EXTRACTED INFORMATION:
Start

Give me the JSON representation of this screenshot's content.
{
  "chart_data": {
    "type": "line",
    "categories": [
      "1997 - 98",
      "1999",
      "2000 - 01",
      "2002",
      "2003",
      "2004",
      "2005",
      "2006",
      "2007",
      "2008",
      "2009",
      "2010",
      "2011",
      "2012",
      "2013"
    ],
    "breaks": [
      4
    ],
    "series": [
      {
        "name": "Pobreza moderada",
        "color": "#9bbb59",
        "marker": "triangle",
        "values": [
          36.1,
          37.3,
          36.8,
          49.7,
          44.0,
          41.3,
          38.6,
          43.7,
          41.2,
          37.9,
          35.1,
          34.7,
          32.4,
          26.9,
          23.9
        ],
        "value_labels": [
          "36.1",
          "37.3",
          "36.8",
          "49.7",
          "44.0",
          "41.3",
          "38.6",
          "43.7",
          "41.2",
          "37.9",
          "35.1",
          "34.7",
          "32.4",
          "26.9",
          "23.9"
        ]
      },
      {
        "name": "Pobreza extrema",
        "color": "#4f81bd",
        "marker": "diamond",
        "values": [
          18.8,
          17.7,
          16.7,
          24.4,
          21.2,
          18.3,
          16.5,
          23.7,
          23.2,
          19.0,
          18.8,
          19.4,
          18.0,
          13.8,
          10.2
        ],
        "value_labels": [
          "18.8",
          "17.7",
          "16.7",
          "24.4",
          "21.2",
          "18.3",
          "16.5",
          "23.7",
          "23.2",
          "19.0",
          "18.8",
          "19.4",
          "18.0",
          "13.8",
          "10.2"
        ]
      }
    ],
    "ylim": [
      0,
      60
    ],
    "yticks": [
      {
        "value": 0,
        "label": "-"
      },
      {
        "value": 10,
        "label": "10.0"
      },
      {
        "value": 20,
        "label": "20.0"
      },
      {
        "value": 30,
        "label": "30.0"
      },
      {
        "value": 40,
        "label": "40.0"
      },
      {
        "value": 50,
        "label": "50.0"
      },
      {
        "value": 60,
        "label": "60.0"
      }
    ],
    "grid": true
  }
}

End

Identify each line containing the string "Pobreza" and copy it out.

        "name": "Pobreza moderada",
        "name": "Pobreza extrema",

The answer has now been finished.